## begin RECORDS FOR THIS TASK
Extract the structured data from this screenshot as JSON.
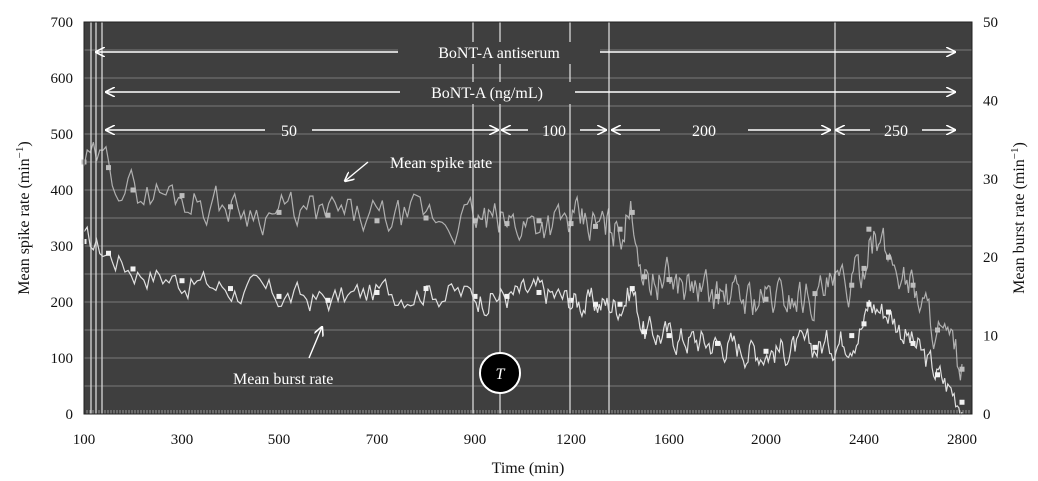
{
  "chart_data": {
    "type": "line",
    "title": "",
    "xlabel": "Time (min)",
    "ylabel_left": "Mean spike rate (min",
    "ylabel_left_sup": "−1",
    "ylabel_left_close": ")",
    "ylabel_right": "Mean burst rate (min",
    "ylabel_right_sup": "−1",
    "ylabel_right_close": ")",
    "x_ticks": [
      "100",
      "300",
      "500",
      "700",
      "900",
      "1200",
      "1600",
      "2000",
      "2400",
      "2800"
    ],
    "y_left_ticks": [
      "0",
      "100",
      "200",
      "300",
      "400",
      "500",
      "600",
      "700"
    ],
    "y_right_ticks": [
      "0",
      "10",
      "20",
      "30",
      "40",
      "50"
    ],
    "ylim_left": [
      0,
      700
    ],
    "ylim_right": [
      0,
      50
    ],
    "grid": true,
    "background_color": "#3f3f3f",
    "series": [
      {
        "name": "Mean spike rate",
        "axis": "left",
        "color": "#bdbdbd",
        "x": [
          100,
          150,
          200,
          300,
          400,
          500,
          600,
          700,
          800,
          900,
          1000,
          1100,
          1200,
          1300,
          1400,
          1450,
          1500,
          1600,
          1800,
          2000,
          2200,
          2350,
          2400,
          2420,
          2500,
          2600,
          2700,
          2800
        ],
        "values": [
          450,
          440,
          400,
          390,
          370,
          360,
          355,
          345,
          350,
          345,
          340,
          345,
          340,
          335,
          330,
          360,
          245,
          240,
          210,
          205,
          215,
          230,
          260,
          330,
          280,
          230,
          150,
          80
        ]
      },
      {
        "name": "Mean burst rate",
        "axis": "right",
        "color": "#f2f2f2",
        "x": [
          100,
          150,
          200,
          300,
          400,
          500,
          600,
          700,
          800,
          900,
          1000,
          1100,
          1200,
          1300,
          1400,
          1450,
          1500,
          1600,
          1800,
          2000,
          2200,
          2350,
          2400,
          2420,
          2500,
          2600,
          2700,
          2800
        ],
        "values": [
          22,
          20.5,
          18.5,
          17,
          16,
          15,
          14.5,
          15.5,
          16,
          15,
          15,
          15.5,
          14.5,
          14,
          14,
          16,
          10.5,
          10,
          9,
          8,
          8.5,
          10,
          11.5,
          14,
          13,
          9,
          5,
          1.5
        ]
      }
    ],
    "annotations": {
      "antiserum": "BoNT-A  antiserum",
      "bont": "BoNT-A (ng/mL)",
      "conc_50": "50",
      "conc_100": "100",
      "conc_200": "200",
      "conc_250": "250",
      "spike_label": "Mean spike rate",
      "burst_label": "Mean burst rate",
      "marker": "T"
    }
  }
}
## end RECORDS FOR THIS TASK
[TASK GOAL]
Nothing in the entries above should change when they are printed again, except that the pictures are dropped.

[EXERCISE ANSWER]
Extract the structured data from this screenshot as JSON.
{
  "chart_data": {
    "type": "line",
    "title": "",
    "xlabel": "Time (min)",
    "ylabel_left": "Mean spike rate (min",
    "ylabel_left_sup": "−1",
    "ylabel_left_close": ")",
    "ylabel_right": "Mean burst rate (min",
    "ylabel_right_sup": "−1",
    "ylabel_right_close": ")",
    "x_ticks": [
      "100",
      "300",
      "500",
      "700",
      "900",
      "1200",
      "1600",
      "2000",
      "2400",
      "2800"
    ],
    "y_left_ticks": [
      "0",
      "100",
      "200",
      "300",
      "400",
      "500",
      "600",
      "700"
    ],
    "y_right_ticks": [
      "0",
      "10",
      "20",
      "30",
      "40",
      "50"
    ],
    "ylim_left": [
      0,
      700
    ],
    "ylim_right": [
      0,
      50
    ],
    "grid": true,
    "background_color": "#3f3f3f",
    "series": [
      {
        "name": "Mean spike rate",
        "axis": "left",
        "color": "#bdbdbd",
        "x": [
          100,
          150,
          200,
          300,
          400,
          500,
          600,
          700,
          800,
          900,
          1000,
          1100,
          1200,
          1300,
          1400,
          1450,
          1500,
          1600,
          1800,
          2000,
          2200,
          2350,
          2400,
          2420,
          2500,
          2600,
          2700,
          2800
        ],
        "values": [
          450,
          440,
          400,
          390,
          370,
          360,
          355,
          345,
          350,
          345,
          340,
          345,
          340,
          335,
          330,
          360,
          245,
          240,
          210,
          205,
          215,
          230,
          260,
          330,
          280,
          230,
          150,
          80
        ]
      },
      {
        "name": "Mean burst rate",
        "axis": "right",
        "color": "#f2f2f2",
        "x": [
          100,
          150,
          200,
          300,
          400,
          500,
          600,
          700,
          800,
          900,
          1000,
          1100,
          1200,
          1300,
          1400,
          1450,
          1500,
          1600,
          1800,
          2000,
          2200,
          2350,
          2400,
          2420,
          2500,
          2600,
          2700,
          2800
        ],
        "values": [
          22,
          20.5,
          18.5,
          17,
          16,
          15,
          14.5,
          15.5,
          16,
          15,
          15,
          15.5,
          14.5,
          14,
          14,
          16,
          10.5,
          10,
          9,
          8,
          8.5,
          10,
          11.5,
          14,
          13,
          9,
          5,
          1.5
        ]
      }
    ],
    "annotations": {
      "antiserum": "BoNT-A  antiserum",
      "bont": "BoNT-A (ng/mL)",
      "conc_50": "50",
      "conc_100": "100",
      "conc_200": "200",
      "conc_250": "250",
      "spike_label": "Mean spike rate",
      "burst_label": "Mean burst rate",
      "marker": "T"
    }
  }
}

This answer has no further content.